### [REQUIREMENT]
Can you output the material exactly as written, minus any pictures it holds?
:: SUPPLIED DATA
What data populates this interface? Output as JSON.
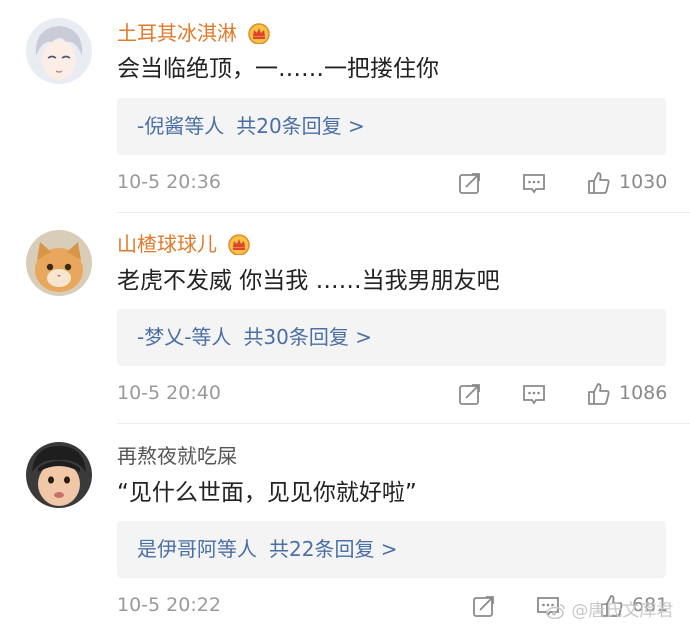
{
  "comments": [
    {
      "username": "土耳其冰淇淋",
      "content": "会当临绝顶，一……一把搂住你",
      "reply_users": "-倪酱等人",
      "reply_count": "共20条回复 >",
      "time": "10-5 20:36",
      "likes": "1030"
    },
    {
      "username": "山楂球球儿",
      "content": "老虎不发威 你当我 ……当我男朋友吧",
      "reply_users": "-梦乂-等人",
      "reply_count": "共30条回复 >",
      "time": "10-5 20:40",
      "likes": "1086"
    },
    {
      "username": "再熬夜就吃屎",
      "content": "“见什么世面，见见你就好啦”",
      "reply_users": "是伊哥阿等人",
      "reply_count": "共22条回复 >",
      "time": "10-5 20:22",
      "likes": "681"
    }
  ],
  "watermark": "@唐氏文库君",
  "colors": {
    "vip_name": "#e07a2c",
    "reply_link": "#4a6fa5",
    "meta_gray": "#9a9a9a",
    "reply_bg": "#f4f4f4"
  },
  "icons": [
    "vip-crown-icon",
    "repost-icon",
    "comment-icon",
    "like-icon",
    "weibo-logo-icon"
  ]
}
::::
### [EXERCISE ANSWER]
What data populates this interface? Output as JSON.
{
  "comments": [
    {
      "username": "土耳其冰淇淋",
      "content": "会当临绝顶，一……一把搂住你",
      "reply_users": "-倪酱等人",
      "reply_count": "共20条回复 >",
      "time": "10-5 20:36",
      "likes": "1030"
    },
    {
      "username": "山楂球球儿",
      "content": "老虎不发威 你当我 ……当我男朋友吧",
      "reply_users": "-梦乂-等人",
      "reply_count": "共30条回复 >",
      "time": "10-5 20:40",
      "likes": "1086"
    },
    {
      "username": "再熬夜就吃屎",
      "content": "“见什么世面，见见你就好啦”",
      "reply_users": "是伊哥阿等人",
      "reply_count": "共22条回复 >",
      "time": "10-5 20:22",
      "likes": "681"
    }
  ],
  "watermark": "@唐氏文库君",
  "colors": {
    "vip_name": "#e07a2c",
    "reply_link": "#4a6fa5",
    "meta_gray": "#9a9a9a",
    "reply_bg": "#f4f4f4"
  },
  "icons": [
    "vip-crown-icon",
    "repost-icon",
    "comment-icon",
    "like-icon",
    "weibo-logo-icon"
  ]
}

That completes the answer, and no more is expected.